§ AIM OF THE TASK
A line counts if it contains the string "none"; say how many such lines there are, giving only the number.

§ Stored data

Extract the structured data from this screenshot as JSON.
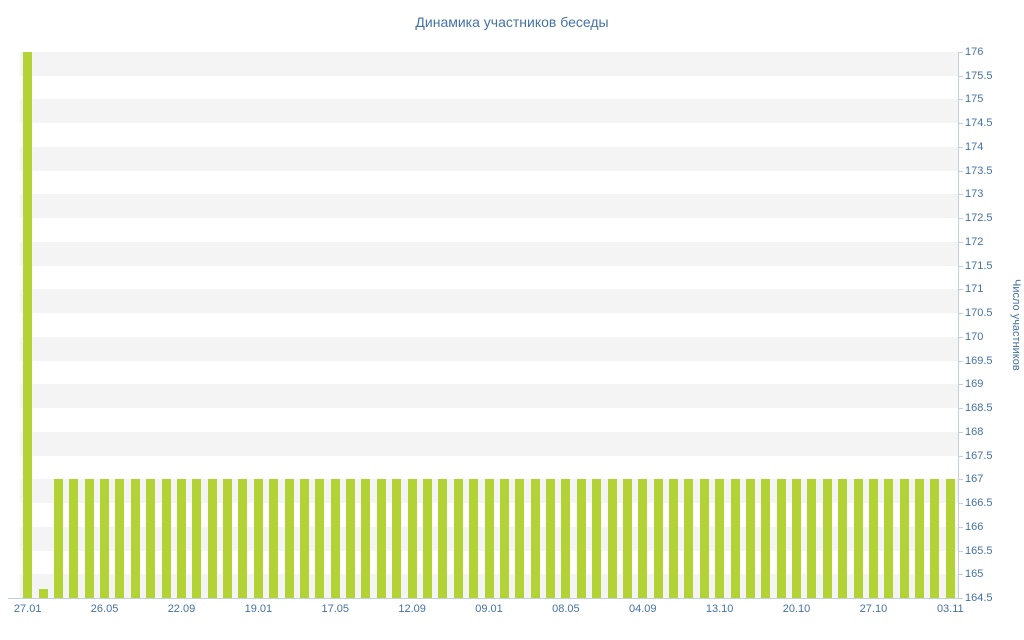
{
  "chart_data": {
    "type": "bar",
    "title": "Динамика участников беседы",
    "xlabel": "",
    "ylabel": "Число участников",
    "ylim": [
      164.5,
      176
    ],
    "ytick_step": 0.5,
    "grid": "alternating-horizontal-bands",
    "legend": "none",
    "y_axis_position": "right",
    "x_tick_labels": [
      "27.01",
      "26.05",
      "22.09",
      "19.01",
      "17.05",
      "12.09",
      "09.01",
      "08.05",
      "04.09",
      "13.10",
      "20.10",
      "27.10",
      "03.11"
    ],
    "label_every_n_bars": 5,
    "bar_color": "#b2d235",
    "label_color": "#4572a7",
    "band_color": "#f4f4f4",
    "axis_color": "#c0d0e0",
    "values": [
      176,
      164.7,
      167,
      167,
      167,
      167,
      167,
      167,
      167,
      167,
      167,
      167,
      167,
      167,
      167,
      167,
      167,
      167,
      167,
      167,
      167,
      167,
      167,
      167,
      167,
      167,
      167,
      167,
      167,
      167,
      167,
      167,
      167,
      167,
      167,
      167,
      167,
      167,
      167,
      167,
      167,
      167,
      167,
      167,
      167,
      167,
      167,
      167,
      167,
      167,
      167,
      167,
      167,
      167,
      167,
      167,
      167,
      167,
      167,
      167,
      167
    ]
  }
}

--

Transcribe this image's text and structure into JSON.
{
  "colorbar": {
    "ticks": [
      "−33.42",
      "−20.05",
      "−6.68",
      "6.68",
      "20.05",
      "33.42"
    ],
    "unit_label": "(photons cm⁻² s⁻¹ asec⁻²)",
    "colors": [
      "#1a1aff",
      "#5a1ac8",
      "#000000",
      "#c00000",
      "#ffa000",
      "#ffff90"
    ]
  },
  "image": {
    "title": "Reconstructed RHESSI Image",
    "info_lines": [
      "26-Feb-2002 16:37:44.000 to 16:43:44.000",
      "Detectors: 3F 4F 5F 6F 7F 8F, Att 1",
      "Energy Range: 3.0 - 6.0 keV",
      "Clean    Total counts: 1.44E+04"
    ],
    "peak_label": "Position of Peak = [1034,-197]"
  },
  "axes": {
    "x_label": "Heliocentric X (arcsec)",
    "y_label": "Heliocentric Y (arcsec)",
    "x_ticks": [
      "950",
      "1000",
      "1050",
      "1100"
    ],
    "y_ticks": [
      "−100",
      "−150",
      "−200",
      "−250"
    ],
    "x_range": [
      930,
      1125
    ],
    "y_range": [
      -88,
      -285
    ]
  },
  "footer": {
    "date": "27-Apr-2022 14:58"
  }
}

--

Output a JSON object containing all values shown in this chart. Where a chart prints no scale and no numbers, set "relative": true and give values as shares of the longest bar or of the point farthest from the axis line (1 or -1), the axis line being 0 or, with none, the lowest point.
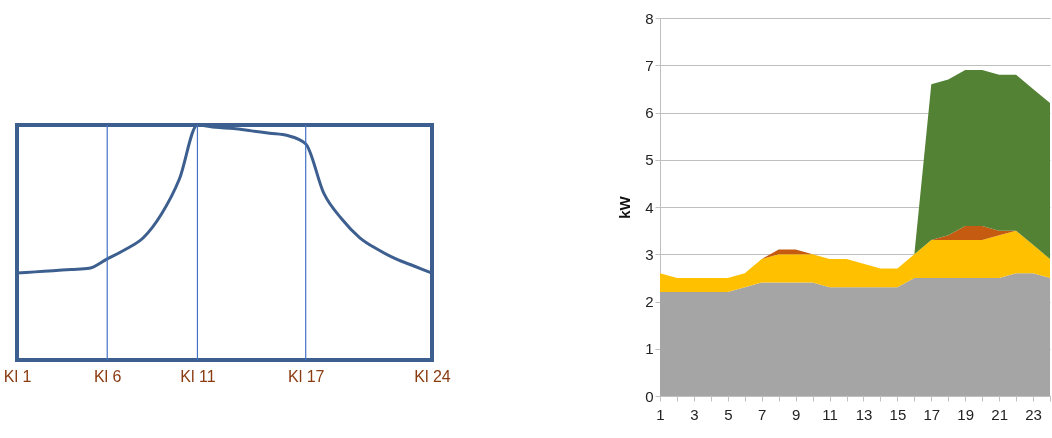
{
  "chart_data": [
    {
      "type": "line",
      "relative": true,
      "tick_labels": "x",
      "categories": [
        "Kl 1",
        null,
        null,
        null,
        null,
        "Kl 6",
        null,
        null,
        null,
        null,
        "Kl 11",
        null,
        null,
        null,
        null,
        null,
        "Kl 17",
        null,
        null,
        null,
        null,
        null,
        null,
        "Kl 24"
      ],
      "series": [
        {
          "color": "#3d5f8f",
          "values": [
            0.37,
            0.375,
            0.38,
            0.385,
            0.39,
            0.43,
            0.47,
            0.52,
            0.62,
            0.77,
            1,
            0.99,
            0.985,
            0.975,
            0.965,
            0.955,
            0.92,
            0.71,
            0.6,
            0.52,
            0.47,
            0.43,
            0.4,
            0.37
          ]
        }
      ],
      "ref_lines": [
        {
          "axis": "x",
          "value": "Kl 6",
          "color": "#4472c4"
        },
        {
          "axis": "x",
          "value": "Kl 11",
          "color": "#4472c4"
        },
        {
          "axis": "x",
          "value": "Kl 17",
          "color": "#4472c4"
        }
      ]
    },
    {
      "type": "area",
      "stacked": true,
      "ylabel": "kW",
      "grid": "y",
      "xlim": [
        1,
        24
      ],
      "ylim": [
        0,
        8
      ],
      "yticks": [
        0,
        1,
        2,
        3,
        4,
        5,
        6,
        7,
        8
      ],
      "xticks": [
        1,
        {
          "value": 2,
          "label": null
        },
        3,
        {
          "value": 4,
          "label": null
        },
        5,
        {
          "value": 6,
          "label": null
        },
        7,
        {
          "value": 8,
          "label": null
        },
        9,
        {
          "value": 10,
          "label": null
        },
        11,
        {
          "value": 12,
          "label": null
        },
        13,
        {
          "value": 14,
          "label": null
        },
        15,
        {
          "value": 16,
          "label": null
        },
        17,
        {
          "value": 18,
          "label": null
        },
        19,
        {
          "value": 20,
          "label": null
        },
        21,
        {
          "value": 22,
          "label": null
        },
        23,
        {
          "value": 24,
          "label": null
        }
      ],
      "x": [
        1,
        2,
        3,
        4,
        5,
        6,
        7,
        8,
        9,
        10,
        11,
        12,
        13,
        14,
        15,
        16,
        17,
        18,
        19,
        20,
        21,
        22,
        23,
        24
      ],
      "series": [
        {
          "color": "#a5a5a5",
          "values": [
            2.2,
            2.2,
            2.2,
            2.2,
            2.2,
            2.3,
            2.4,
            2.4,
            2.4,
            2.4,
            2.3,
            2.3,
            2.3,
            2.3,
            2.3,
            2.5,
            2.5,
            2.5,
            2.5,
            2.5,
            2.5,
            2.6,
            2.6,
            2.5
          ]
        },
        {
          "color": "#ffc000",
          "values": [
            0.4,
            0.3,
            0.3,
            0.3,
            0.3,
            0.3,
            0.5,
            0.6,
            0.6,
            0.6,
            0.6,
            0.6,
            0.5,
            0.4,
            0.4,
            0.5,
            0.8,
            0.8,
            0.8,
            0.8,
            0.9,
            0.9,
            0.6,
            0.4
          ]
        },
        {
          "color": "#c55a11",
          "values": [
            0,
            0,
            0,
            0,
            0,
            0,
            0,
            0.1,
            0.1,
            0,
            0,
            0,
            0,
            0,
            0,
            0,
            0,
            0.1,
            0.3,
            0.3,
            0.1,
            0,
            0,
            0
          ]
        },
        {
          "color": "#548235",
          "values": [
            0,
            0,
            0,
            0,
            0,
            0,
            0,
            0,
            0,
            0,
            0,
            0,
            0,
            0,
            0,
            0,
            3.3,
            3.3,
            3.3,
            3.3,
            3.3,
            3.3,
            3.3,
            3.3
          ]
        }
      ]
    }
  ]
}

§ CORRECT OUTPUT
2